--- BRIEF ---
Transcribe all the records with complete accuracy.

--- RECORD LIST ---
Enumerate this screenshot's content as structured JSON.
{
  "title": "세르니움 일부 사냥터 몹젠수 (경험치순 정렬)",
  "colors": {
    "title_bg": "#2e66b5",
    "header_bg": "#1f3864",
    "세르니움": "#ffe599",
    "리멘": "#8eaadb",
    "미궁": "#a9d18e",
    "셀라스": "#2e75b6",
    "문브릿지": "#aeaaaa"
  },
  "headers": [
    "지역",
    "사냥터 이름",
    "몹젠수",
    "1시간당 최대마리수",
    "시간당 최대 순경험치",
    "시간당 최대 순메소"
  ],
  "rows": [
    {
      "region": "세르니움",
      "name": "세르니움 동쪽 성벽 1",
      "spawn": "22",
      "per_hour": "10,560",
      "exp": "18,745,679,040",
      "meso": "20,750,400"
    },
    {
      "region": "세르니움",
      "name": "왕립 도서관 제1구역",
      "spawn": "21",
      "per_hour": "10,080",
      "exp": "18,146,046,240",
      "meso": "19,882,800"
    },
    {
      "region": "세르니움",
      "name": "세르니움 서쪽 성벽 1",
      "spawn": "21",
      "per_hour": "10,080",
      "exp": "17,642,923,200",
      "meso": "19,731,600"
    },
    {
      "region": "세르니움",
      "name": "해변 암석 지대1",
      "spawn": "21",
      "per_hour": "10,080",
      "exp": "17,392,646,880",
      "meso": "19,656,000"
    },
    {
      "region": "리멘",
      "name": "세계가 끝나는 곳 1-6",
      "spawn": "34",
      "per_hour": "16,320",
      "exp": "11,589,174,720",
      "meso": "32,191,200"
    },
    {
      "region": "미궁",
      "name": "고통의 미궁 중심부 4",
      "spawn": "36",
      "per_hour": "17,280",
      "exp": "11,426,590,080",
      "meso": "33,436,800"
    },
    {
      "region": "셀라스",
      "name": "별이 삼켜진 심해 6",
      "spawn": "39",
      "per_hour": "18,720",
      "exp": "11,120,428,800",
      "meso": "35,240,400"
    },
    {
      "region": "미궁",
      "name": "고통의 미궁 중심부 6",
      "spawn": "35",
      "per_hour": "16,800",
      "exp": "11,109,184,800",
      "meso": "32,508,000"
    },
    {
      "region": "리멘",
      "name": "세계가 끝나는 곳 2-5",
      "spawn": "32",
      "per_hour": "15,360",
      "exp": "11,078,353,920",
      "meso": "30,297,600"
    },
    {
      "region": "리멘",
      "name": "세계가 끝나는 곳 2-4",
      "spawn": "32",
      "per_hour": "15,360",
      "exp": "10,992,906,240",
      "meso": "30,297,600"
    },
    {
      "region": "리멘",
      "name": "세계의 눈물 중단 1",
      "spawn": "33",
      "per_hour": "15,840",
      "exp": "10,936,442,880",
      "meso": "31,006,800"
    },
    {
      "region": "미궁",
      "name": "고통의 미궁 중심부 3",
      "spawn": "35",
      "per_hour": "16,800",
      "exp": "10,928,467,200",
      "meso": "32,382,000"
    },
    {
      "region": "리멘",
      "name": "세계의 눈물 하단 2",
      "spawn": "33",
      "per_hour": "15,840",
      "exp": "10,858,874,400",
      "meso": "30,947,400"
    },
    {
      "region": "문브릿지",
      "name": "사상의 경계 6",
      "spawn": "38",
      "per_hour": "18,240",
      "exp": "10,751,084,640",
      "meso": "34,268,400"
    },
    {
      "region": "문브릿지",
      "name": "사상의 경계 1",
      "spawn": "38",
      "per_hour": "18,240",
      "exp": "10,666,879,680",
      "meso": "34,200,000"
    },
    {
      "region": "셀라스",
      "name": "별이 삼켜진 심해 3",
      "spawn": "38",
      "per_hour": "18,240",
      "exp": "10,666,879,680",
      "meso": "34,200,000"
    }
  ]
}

--- TASK SOLUTION ---
Enumerate this screenshot's content as structured JSON.
{
  "title": "세르니움 일부 사냥터 몹젠수 (경험치순 정렬)",
  "colors": {
    "title_bg": "#2e66b5",
    "header_bg": "#1f3864",
    "세르니움": "#ffe599",
    "리멘": "#8eaadb",
    "미궁": "#a9d18e",
    "셀라스": "#2e75b6",
    "문브릿지": "#aeaaaa"
  },
  "headers": [
    "지역",
    "사냥터 이름",
    "몹젠수",
    "1시간당 최대마리수",
    "시간당 최대 순경험치",
    "시간당 최대 순메소"
  ],
  "rows": [
    {
      "region": "세르니움",
      "name": "세르니움 동쪽 성벽 1",
      "spawn": "22",
      "per_hour": "10,560",
      "exp": "18,745,679,040",
      "meso": "20,750,400"
    },
    {
      "region": "세르니움",
      "name": "왕립 도서관 제1구역",
      "spawn": "21",
      "per_hour": "10,080",
      "exp": "18,146,046,240",
      "meso": "19,882,800"
    },
    {
      "region": "세르니움",
      "name": "세르니움 서쪽 성벽 1",
      "spawn": "21",
      "per_hour": "10,080",
      "exp": "17,642,923,200",
      "meso": "19,731,600"
    },
    {
      "region": "세르니움",
      "name": "해변 암석 지대1",
      "spawn": "21",
      "per_hour": "10,080",
      "exp": "17,392,646,880",
      "meso": "19,656,000"
    },
    {
      "region": "리멘",
      "name": "세계가 끝나는 곳 1-6",
      "spawn": "34",
      "per_hour": "16,320",
      "exp": "11,589,174,720",
      "meso": "32,191,200"
    },
    {
      "region": "미궁",
      "name": "고통의 미궁 중심부 4",
      "spawn": "36",
      "per_hour": "17,280",
      "exp": "11,426,590,080",
      "meso": "33,436,800"
    },
    {
      "region": "셀라스",
      "name": "별이 삼켜진 심해 6",
      "spawn": "39",
      "per_hour": "18,720",
      "exp": "11,120,428,800",
      "meso": "35,240,400"
    },
    {
      "region": "미궁",
      "name": "고통의 미궁 중심부 6",
      "spawn": "35",
      "per_hour": "16,800",
      "exp": "11,109,184,800",
      "meso": "32,508,000"
    },
    {
      "region": "리멘",
      "name": "세계가 끝나는 곳 2-5",
      "spawn": "32",
      "per_hour": "15,360",
      "exp": "11,078,353,920",
      "meso": "30,297,600"
    },
    {
      "region": "리멘",
      "name": "세계가 끝나는 곳 2-4",
      "spawn": "32",
      "per_hour": "15,360",
      "exp": "10,992,906,240",
      "meso": "30,297,600"
    },
    {
      "region": "리멘",
      "name": "세계의 눈물 중단 1",
      "spawn": "33",
      "per_hour": "15,840",
      "exp": "10,936,442,880",
      "meso": "31,006,800"
    },
    {
      "region": "미궁",
      "name": "고통의 미궁 중심부 3",
      "spawn": "35",
      "per_hour": "16,800",
      "exp": "10,928,467,200",
      "meso": "32,382,000"
    },
    {
      "region": "리멘",
      "name": "세계의 눈물 하단 2",
      "spawn": "33",
      "per_hour": "15,840",
      "exp": "10,858,874,400",
      "meso": "30,947,400"
    },
    {
      "region": "문브릿지",
      "name": "사상의 경계 6",
      "spawn": "38",
      "per_hour": "18,240",
      "exp": "10,751,084,640",
      "meso": "34,268,400"
    },
    {
      "region": "문브릿지",
      "name": "사상의 경계 1",
      "spawn": "38",
      "per_hour": "18,240",
      "exp": "10,666,879,680",
      "meso": "34,200,000"
    },
    {
      "region": "셀라스",
      "name": "별이 삼켜진 심해 3",
      "spawn": "38",
      "per_hour": "18,240",
      "exp": "10,666,879,680",
      "meso": "34,200,000"
    }
  ]
}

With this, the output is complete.